Repeat, exactly and completely, the material that follows. Omit the pictures.

------------------------------------

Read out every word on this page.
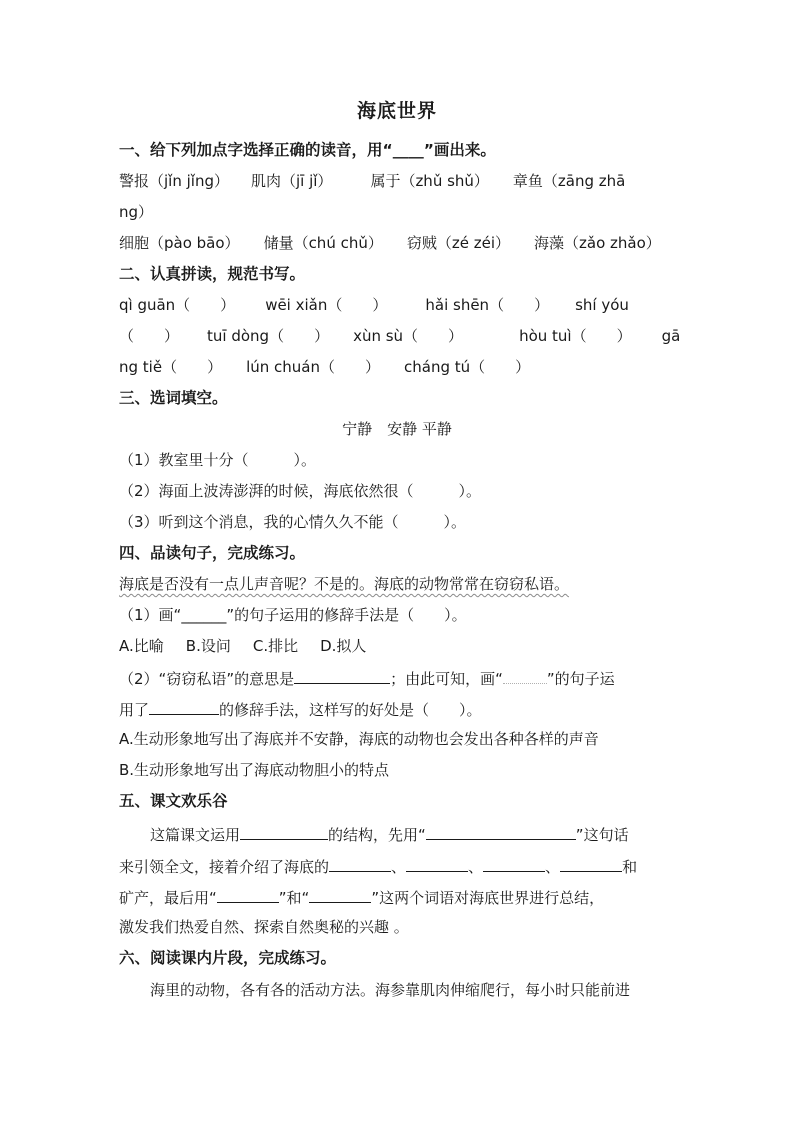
海底世界

一、给下列加点字选择正确的读音，用“____”画出来。

警报（jǐn jǐng） 肌肉（jī jǐ）	属于（zhǔ shǔ） 章鱼（zāng zhā

ng）

细胞（pào bāo） 储量（chú chǔ） 窃贼（zé zéi） 海藻（zǎo zhǎo）

二、认真拼读，规范书写。

qì guān（　　） wēi xiǎn（　　）	hǎi shēn（　　） shí yóu

（　　） tuī dòng（　　） xùn sù（　　）	hòu tuì（　　） gā

ng tiě（　　） lún chuán（　　） cháng tú（　　）

三、选词填空。

宁静　安静 平静

（1）教室里十分（　　　）。

（2）海面上波涛澎湃的时候，海底依然很（　　　）。

（3）听到这个消息，我的心情久久不能（　　　）。

四、品读句子，完成练习。

海底是否没有一点儿声音呢？不是的。海底的动物常常在窃窃私语。

（1）画“______”的句子运用的修辞手法是（　　）。

A.比喻 B.设问 C.排比 D.拟人

（2）“窃窃私语”的意思是	；由此可知，画“	”的句子运

用了	的修辞手法，这样写的好处是（　　）。

A.生动形象地写出了海底并不安静，海底的动物也会发出各种各样的声音

B.生动形象地写出了海底动物胆小的特点

五、课文欢乐谷

这篇课文运用	的结构，先用“	”这句话

来引领全文，接着介绍了海底的	、	、	、	和

矿产，最后用“	”和“	”这两个词语对海底世界进行总结，

激发我们热爱自然、探索自然奥秘的兴趣 。

六、阅读课内片段，完成练习。

海里的动物，各有各的活动方法。海参靠肌肉伸缩爬行，每小时只能前进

------------------------------------

* Task answer:
Read out every word on this page.
海底世界

一、给下列加点字选择正确的读音，用“____”画出来。

警报（jǐn jǐng） 肌肉（jī jǐ）	属于（zhǔ shǔ） 章鱼（zāng zhā

ng）

细胞（pào bāo） 储量（chú chǔ） 窃贼（zé zéi） 海藻（zǎo zhǎo）

二、认真拼读，规范书写。

qì guān（　　） wēi xiǎn（　　）	hǎi shēn（　　） shí yóu

（　　） tuī dòng（　　） xùn sù（　　）	hòu tuì（　　） gā

ng tiě（　　） lún chuán（　　） cháng tú（　　）

三、选词填空。

宁静　安静 平静

（1）教室里十分（　　　）。

（2）海面上波涛澎湃的时候，海底依然很（　　　）。

（3）听到这个消息，我的心情久久不能（　　　）。

四、品读句子，完成练习。

海底是否没有一点儿声音呢？不是的。海底的动物常常在窃窃私语。

（1）画“______”的句子运用的修辞手法是（　　）。

A.比喻 B.设问 C.排比 D.拟人

（2）“窃窃私语”的意思是	；由此可知，画“	”的句子运

用了	的修辞手法，这样写的好处是（　　）。

A.生动形象地写出了海底并不安静，海底的动物也会发出各种各样的声音

B.生动形象地写出了海底动物胆小的特点

五、课文欢乐谷

这篇课文运用	的结构，先用“	”这句话

来引领全文，接着介绍了海底的	、	、	、	和

矿产，最后用“	”和“	”这两个词语对海底世界进行总结，

激发我们热爱自然、探索自然奥秘的兴趣 。

六、阅读课内片段，完成练习。

海里的动物，各有各的活动方法。海参靠肌肉伸缩爬行，每小时只能前进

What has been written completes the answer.